Can you write out the rows below again, substituting "value-label" for every "data-label" and changing nothing else?
━━ RAW DATA ━━
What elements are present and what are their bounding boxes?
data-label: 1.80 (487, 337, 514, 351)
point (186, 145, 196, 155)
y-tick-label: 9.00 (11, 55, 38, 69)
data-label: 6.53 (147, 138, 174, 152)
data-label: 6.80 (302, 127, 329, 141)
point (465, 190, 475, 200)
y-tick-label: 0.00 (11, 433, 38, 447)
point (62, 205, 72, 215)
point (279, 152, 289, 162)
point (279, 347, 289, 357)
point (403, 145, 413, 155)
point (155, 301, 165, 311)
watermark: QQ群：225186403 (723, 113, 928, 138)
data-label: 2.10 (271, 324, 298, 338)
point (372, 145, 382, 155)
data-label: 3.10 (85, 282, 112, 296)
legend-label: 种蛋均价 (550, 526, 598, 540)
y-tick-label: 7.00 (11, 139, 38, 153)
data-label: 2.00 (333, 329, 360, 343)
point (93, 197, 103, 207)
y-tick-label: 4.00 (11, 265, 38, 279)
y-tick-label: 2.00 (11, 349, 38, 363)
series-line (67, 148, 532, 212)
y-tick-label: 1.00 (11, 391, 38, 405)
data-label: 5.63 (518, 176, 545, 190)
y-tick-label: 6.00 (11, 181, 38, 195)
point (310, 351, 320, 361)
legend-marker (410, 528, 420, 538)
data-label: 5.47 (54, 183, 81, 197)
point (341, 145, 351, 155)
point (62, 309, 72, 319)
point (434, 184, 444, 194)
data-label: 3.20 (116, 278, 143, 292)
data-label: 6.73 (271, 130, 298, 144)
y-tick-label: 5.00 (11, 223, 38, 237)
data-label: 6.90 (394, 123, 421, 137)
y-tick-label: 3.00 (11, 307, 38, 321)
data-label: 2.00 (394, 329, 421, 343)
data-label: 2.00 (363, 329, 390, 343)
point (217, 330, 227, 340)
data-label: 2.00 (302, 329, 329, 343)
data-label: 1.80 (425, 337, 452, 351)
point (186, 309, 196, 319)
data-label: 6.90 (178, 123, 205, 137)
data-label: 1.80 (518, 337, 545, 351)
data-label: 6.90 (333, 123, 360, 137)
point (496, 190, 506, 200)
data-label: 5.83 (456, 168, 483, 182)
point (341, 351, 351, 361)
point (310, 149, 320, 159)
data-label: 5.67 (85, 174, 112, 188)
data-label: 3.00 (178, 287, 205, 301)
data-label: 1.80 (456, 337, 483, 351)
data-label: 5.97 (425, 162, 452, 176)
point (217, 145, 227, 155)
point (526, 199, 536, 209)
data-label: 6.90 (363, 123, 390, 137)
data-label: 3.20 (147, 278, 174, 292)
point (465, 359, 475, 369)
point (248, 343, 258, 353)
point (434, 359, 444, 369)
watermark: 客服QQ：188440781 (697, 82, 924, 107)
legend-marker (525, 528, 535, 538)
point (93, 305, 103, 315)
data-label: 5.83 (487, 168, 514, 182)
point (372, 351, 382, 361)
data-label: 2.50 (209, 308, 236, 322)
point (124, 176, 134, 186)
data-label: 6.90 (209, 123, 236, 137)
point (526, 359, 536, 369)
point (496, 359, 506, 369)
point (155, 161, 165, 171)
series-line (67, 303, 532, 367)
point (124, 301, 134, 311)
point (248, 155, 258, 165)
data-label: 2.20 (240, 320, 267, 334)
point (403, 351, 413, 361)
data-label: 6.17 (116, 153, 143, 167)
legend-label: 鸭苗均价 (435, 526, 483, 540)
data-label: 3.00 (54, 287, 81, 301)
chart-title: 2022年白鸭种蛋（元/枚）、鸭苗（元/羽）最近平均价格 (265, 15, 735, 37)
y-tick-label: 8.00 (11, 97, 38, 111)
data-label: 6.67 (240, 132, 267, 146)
━━━
RESULT —
What elements are present and what are their bounding boxes?
value-label: 1.80 (487, 337, 514, 351)
point (186, 145, 196, 155)
y-tick-label: 9.00 (11, 55, 38, 69)
value-label: 6.53 (147, 138, 174, 152)
value-label: 6.80 (302, 127, 329, 141)
point (465, 190, 475, 200)
y-tick-label: 0.00 (11, 433, 38, 447)
point (62, 205, 72, 215)
point (279, 152, 289, 162)
point (279, 347, 289, 357)
point (403, 145, 413, 155)
point (155, 301, 165, 311)
watermark: QQ群：225186403 (723, 113, 928, 138)
value-label: 2.10 (271, 324, 298, 338)
point (372, 145, 382, 155)
value-label: 3.10 (85, 282, 112, 296)
legend-label: 种蛋均价 (550, 526, 598, 540)
y-tick-label: 7.00 (11, 139, 38, 153)
value-label: 2.00 (333, 329, 360, 343)
point (93, 197, 103, 207)
y-tick-label: 4.00 (11, 265, 38, 279)
y-tick-label: 2.00 (11, 349, 38, 363)
series-line (67, 148, 532, 212)
y-tick-label: 1.00 (11, 391, 38, 405)
value-label: 5.63 (518, 176, 545, 190)
y-tick-label: 6.00 (11, 181, 38, 195)
point (310, 351, 320, 361)
legend-marker (410, 528, 420, 538)
value-label: 5.47 (54, 183, 81, 197)
point (341, 145, 351, 155)
point (62, 309, 72, 319)
point (434, 184, 444, 194)
value-label: 3.20 (116, 278, 143, 292)
value-label: 6.73 (271, 130, 298, 144)
y-tick-label: 5.00 (11, 223, 38, 237)
value-label: 6.90 (394, 123, 421, 137)
y-tick-label: 3.00 (11, 307, 38, 321)
value-label: 2.00 (394, 329, 421, 343)
value-label: 2.00 (363, 329, 390, 343)
point (217, 330, 227, 340)
value-label: 2.00 (302, 329, 329, 343)
value-label: 1.80 (425, 337, 452, 351)
point (186, 309, 196, 319)
value-label: 6.90 (178, 123, 205, 137)
value-label: 1.80 (518, 337, 545, 351)
value-label: 6.90 (333, 123, 360, 137)
point (496, 190, 506, 200)
value-label: 5.83 (456, 168, 483, 182)
point (341, 351, 351, 361)
point (310, 149, 320, 159)
value-label: 5.67 (85, 174, 112, 188)
value-label: 3.00 (178, 287, 205, 301)
value-label: 1.80 (456, 337, 483, 351)
value-label: 5.97 (425, 162, 452, 176)
point (217, 145, 227, 155)
point (526, 199, 536, 209)
value-label: 6.90 (363, 123, 390, 137)
value-label: 3.20 (147, 278, 174, 292)
point (465, 359, 475, 369)
point (248, 343, 258, 353)
point (434, 359, 444, 369)
watermark: 客服QQ：188440781 (697, 82, 924, 107)
legend-marker (525, 528, 535, 538)
point (93, 305, 103, 315)
value-label: 5.83 (487, 168, 514, 182)
point (372, 351, 382, 361)
value-label: 2.50 (209, 308, 236, 322)
point (124, 176, 134, 186)
value-label: 6.90 (209, 123, 236, 137)
point (526, 359, 536, 369)
point (496, 359, 506, 369)
point (155, 161, 165, 171)
series-line (67, 303, 532, 367)
point (124, 301, 134, 311)
point (248, 155, 258, 165)
value-label: 2.20 (240, 320, 267, 334)
point (403, 351, 413, 361)
value-label: 6.17 (116, 153, 143, 167)
legend-label: 鸭苗均价 (435, 526, 483, 540)
value-label: 3.00 (54, 287, 81, 301)
chart-title: 2022年白鸭种蛋（元/枚）、鸭苗（元/羽）最近平均价格 (265, 15, 735, 37)
y-tick-label: 8.00 (11, 97, 38, 111)
value-label: 6.67 (240, 132, 267, 146)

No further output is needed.